INPUT =
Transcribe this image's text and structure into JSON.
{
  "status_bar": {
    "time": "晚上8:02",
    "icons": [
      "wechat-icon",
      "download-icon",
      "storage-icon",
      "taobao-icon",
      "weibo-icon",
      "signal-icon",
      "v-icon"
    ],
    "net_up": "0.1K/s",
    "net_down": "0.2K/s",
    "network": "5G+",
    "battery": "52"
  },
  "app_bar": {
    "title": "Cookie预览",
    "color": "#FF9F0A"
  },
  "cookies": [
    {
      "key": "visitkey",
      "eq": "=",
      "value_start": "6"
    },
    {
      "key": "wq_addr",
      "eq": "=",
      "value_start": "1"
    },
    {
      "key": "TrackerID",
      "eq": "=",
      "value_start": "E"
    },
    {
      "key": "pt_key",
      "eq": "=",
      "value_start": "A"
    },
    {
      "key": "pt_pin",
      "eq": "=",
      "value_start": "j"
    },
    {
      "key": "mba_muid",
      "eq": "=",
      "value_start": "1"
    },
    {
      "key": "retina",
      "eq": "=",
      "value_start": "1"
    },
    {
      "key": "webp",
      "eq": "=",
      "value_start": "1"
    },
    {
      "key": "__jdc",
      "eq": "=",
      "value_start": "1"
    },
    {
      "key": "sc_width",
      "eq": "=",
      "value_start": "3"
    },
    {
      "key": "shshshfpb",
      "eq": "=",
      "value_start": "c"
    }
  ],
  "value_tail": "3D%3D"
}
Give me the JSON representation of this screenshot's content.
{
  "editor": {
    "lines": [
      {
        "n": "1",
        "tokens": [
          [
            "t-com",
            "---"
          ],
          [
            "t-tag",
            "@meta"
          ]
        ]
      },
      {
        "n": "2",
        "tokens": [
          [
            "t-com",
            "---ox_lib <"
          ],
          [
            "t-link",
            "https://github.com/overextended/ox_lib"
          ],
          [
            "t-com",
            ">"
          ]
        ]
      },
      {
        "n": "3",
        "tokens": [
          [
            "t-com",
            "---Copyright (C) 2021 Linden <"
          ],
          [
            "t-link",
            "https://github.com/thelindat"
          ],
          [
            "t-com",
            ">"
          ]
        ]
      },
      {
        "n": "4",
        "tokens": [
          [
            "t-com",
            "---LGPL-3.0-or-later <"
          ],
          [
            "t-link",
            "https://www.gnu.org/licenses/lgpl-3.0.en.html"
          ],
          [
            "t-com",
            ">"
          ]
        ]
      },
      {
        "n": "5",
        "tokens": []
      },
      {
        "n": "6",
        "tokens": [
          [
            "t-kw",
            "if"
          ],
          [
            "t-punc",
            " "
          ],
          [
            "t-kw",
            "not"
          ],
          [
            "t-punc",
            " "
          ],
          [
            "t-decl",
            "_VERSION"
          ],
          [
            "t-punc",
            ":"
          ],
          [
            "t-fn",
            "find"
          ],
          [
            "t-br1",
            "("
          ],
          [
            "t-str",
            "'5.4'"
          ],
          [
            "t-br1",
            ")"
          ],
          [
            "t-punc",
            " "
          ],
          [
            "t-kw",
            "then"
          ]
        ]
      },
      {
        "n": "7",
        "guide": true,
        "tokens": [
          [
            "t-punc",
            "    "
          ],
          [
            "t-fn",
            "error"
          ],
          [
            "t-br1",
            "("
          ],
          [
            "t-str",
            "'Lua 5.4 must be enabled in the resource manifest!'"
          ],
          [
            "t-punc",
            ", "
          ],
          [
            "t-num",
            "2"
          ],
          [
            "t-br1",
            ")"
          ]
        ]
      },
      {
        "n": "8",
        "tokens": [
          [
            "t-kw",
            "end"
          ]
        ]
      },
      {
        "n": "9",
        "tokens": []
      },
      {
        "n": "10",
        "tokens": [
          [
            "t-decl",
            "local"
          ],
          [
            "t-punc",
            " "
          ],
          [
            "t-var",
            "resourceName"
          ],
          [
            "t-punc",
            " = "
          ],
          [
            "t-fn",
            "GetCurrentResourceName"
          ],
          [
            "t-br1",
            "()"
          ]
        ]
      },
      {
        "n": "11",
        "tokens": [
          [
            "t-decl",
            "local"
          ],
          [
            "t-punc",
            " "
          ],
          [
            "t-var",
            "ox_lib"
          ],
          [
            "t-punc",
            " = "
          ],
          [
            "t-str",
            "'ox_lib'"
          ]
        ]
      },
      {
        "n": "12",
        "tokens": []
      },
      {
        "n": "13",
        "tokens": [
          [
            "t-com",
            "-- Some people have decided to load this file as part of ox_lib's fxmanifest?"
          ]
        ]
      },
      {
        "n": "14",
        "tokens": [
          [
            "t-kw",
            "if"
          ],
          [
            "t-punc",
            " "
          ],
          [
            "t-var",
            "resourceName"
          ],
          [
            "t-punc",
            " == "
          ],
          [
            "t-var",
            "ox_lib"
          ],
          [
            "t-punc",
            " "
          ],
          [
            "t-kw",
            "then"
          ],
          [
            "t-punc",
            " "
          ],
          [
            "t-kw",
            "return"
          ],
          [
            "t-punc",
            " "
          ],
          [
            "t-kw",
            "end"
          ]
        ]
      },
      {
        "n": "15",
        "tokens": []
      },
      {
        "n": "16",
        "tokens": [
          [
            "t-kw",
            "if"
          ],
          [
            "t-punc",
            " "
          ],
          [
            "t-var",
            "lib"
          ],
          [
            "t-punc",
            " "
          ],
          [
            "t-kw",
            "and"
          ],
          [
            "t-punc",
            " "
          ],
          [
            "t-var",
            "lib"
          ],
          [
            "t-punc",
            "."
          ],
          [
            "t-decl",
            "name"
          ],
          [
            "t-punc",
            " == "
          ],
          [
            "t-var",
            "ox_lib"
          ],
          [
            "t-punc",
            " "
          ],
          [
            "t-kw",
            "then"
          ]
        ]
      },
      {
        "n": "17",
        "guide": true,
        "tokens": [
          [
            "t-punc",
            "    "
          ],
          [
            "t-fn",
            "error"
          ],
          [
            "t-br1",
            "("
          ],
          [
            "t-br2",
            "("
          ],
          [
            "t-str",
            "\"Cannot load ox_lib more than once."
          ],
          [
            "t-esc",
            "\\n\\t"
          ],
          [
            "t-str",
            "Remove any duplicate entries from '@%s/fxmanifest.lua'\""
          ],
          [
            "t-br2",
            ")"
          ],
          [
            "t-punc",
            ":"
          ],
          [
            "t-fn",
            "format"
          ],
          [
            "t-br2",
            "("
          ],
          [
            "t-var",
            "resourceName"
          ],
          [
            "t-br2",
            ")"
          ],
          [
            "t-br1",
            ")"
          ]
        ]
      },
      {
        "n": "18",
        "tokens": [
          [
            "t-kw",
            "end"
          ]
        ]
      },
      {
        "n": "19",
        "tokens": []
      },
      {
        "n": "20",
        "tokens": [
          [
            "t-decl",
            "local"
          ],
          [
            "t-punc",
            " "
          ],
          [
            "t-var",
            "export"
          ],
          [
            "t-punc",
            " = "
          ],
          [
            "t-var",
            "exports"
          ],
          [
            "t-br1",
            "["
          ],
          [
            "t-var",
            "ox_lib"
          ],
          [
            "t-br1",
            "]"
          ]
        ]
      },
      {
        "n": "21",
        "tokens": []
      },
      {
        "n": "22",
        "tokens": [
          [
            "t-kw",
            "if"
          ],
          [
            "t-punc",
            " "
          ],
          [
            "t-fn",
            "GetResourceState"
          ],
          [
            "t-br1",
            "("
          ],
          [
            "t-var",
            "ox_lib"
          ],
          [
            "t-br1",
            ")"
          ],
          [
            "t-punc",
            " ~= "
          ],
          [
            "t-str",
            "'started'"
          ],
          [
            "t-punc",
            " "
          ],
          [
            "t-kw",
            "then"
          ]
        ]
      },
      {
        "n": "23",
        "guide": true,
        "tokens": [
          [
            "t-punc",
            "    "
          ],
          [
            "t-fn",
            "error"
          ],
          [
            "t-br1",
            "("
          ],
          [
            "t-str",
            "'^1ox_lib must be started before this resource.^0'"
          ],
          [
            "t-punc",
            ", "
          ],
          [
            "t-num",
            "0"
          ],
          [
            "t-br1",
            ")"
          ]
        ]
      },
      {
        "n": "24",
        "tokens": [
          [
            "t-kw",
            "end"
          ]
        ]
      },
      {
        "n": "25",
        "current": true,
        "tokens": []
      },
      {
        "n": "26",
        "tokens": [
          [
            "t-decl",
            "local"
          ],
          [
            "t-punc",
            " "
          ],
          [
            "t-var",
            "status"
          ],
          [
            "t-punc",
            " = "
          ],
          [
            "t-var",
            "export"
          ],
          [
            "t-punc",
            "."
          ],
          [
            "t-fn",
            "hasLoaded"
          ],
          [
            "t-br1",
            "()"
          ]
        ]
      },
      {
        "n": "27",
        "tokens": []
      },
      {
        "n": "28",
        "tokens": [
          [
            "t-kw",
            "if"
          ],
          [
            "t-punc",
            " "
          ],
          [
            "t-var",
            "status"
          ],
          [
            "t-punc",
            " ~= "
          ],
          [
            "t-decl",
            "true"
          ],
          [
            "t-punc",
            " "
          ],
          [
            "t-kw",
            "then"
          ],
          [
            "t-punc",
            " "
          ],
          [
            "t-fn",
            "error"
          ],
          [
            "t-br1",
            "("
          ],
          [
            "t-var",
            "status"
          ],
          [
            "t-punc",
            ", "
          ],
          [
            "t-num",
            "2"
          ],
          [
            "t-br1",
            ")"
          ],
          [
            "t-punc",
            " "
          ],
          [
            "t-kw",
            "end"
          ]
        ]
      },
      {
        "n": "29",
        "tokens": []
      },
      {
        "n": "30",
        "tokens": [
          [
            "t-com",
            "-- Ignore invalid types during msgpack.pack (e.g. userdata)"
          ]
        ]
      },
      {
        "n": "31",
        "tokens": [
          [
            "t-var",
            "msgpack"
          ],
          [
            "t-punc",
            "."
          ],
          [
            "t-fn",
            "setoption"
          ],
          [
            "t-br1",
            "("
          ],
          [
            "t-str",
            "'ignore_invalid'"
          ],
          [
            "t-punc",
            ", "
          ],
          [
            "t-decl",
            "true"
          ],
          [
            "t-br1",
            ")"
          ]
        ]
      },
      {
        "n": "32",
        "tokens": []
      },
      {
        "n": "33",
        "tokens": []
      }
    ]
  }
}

REQUEST = Pull every line containing "JSON" out of the data above.

TASK OUTPUT =
Transcribe this image's text and structure into JSON.
Give me the JSON representation of this screenshot's content.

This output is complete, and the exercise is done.